*DATASET RECORDS*:
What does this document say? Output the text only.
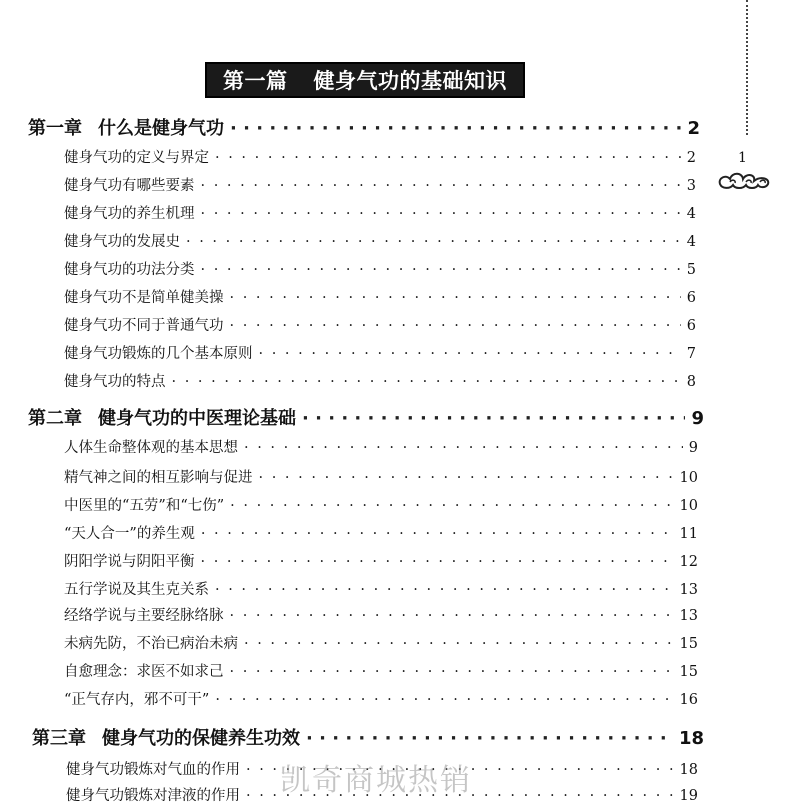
第一篇 健身气功的基础知识
1
第一章 什么是健身气功 · · ·	2
健身气功的定义与界定 · · ·	2
健身气功有哪些要素 · · ·	3
健身气功的养生机理 · · ·	4
健身气功的发展史 · · ·	4
健身气功的功法分类 · · ·	5
健身气功不是简单健美操 · · ·	6
健身气功不同于普通气功 · · ·	6
健身气功锻炼的几个基本原则 · · ·	7
健身气功的特点 · · ·	8
第二章 健身气功的中医理论基础 · · ·	9
人体生命整体观的基本思想 · · ·	9
精气神之间的相互影响与促进 · · ·	10
中医里的“五劳”和“七伤” · · ·	10
“天人合一”的养生观 · · ·	11
阴阳学说与阴阳平衡 · · ·	12
五行学说及其生克关系 · · ·	13
经络学说与主要经脉络脉 · · ·	13
未病先防，不治已病治未病 · · ·	15
自愈理念：求医不如求己 · · ·	15
“正气存内，邪不可干” · · ·	16
第三章 健身气功的保健养生功效 · · ·	18
健身气功锻炼对气血的作用 · · ·	18
健身气功锻炼对津液的作用 · · ·	19
凯奇商城热销
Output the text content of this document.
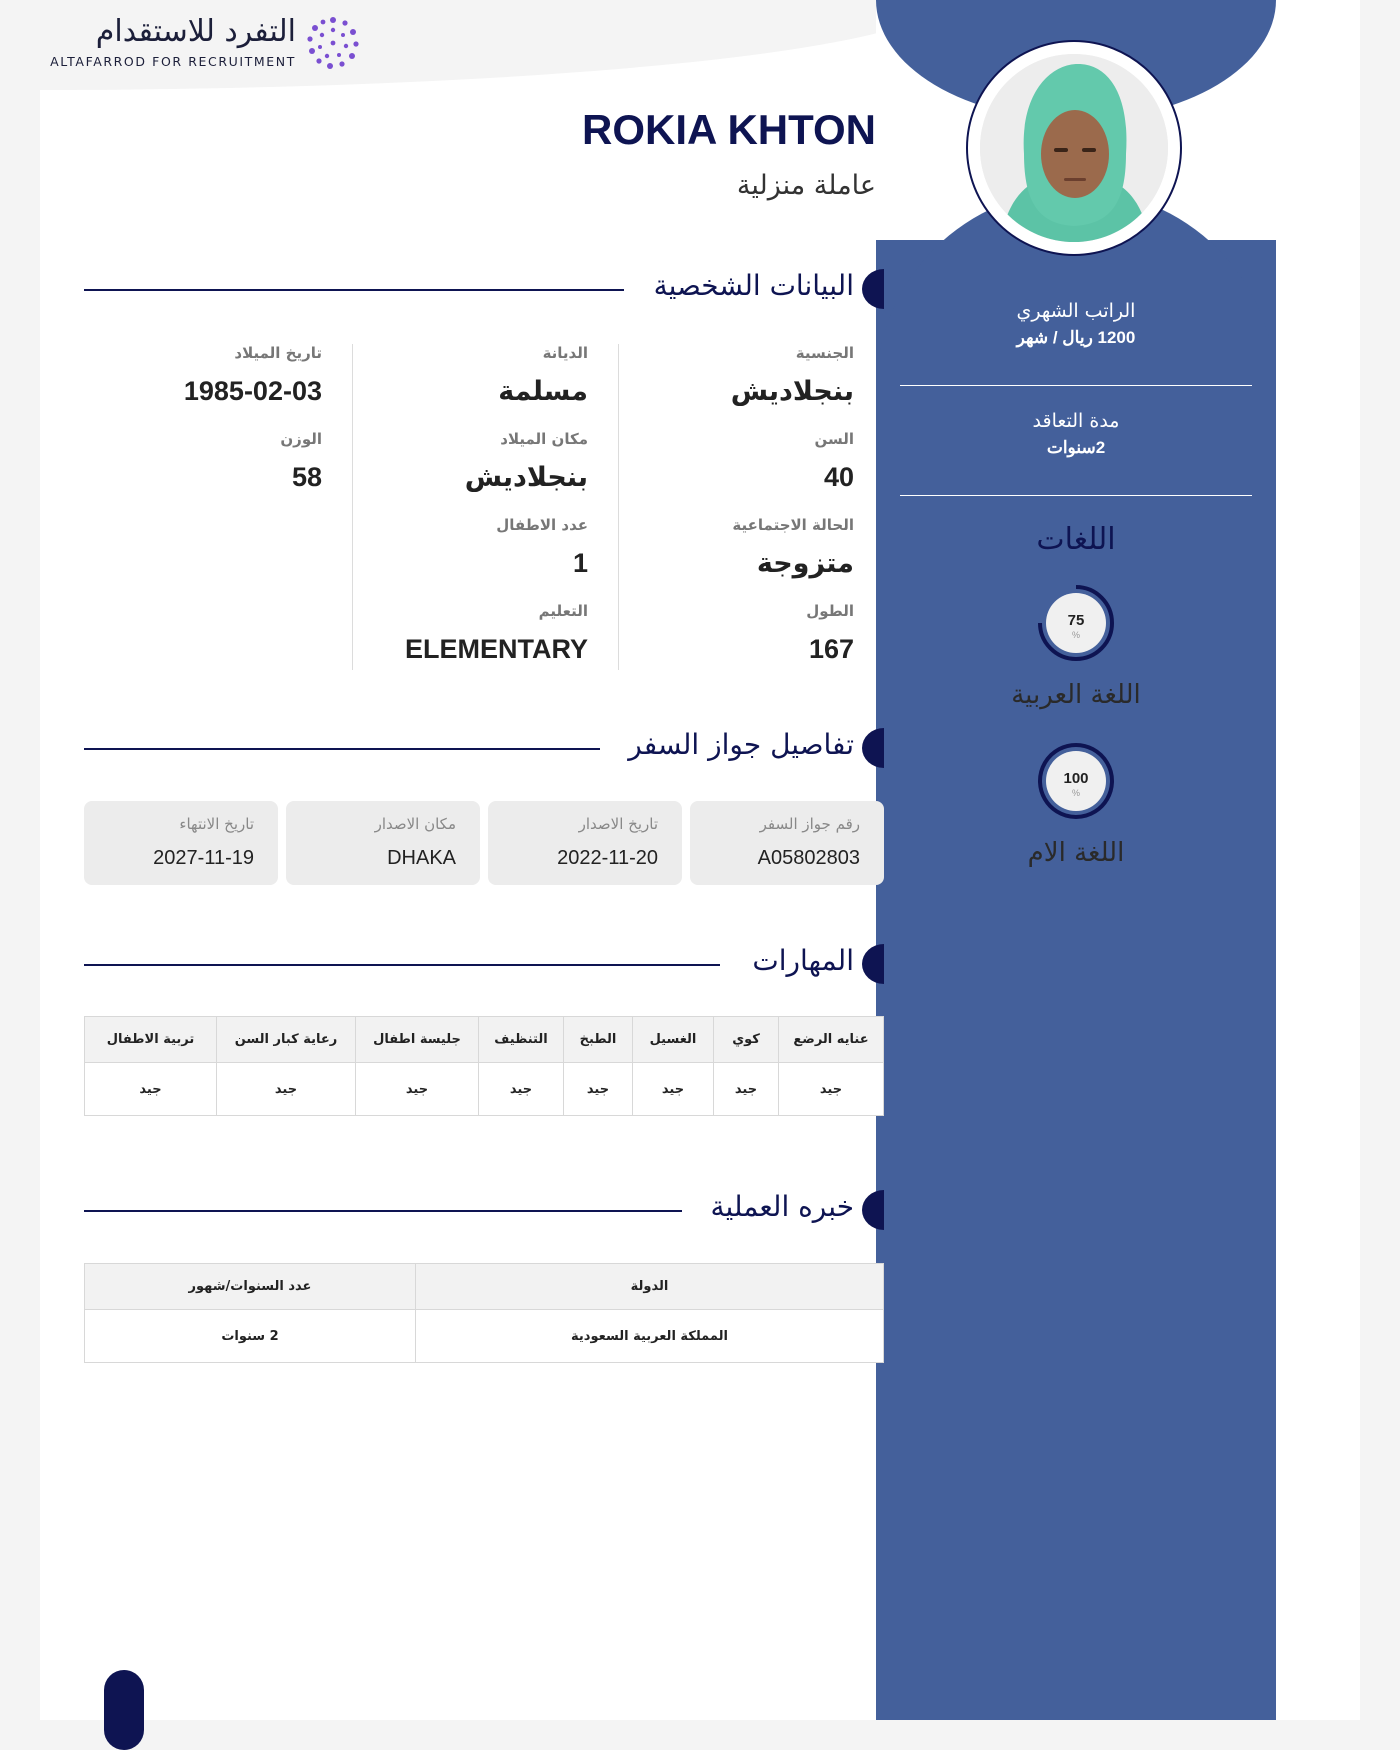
التفرد للاستقدام
ALTAFARROD FOR RECRUITMENT
الراتب الشهري
1200 ريال / شهر
مدة التعاقد
2سنوات
اللغات
75
%
اللغة العربية
100
%
اللغة الام
ROKIA KHTON
عاملة منزلية
البيانات الشخصية
الجنسية
بنجلاديش
السن
40
الحالة الاجتماعية
متزوجة
الطول
167
الديانة
مسلمة
مكان الميلاد
بنجلاديش
عدد الاطفال
1
التعليم
ELEMENTARY
تاريخ الميلاد
1985-02-03
الوزن
58
تفاصيل جواز السفر
رقم جواز السفر
A05802803
تاريخ الاصدار
2022-11-20
مكان الاصدار
DHAKA
تاريخ الانتهاء
2027-11-19
المهارات
عنايه الرضع	كوي	الغسيل	الطبخ	التنظيف	جليسة اطفال	رعاية كبار السن	تربية الاطفال
جيد	جيد	جيد	جيد	جيد	جيد	جيد	جيد
خبره العملية
الدولة	عدد السنوات/شهور
المملكة العربية السعودية	2 سنوات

*TASK DESCRIPTION*: Show each line of the listing that holds the string "Output".

*RESULT OF THE TASK*:
What does this document say? Output the text only.
Output the text content of this document.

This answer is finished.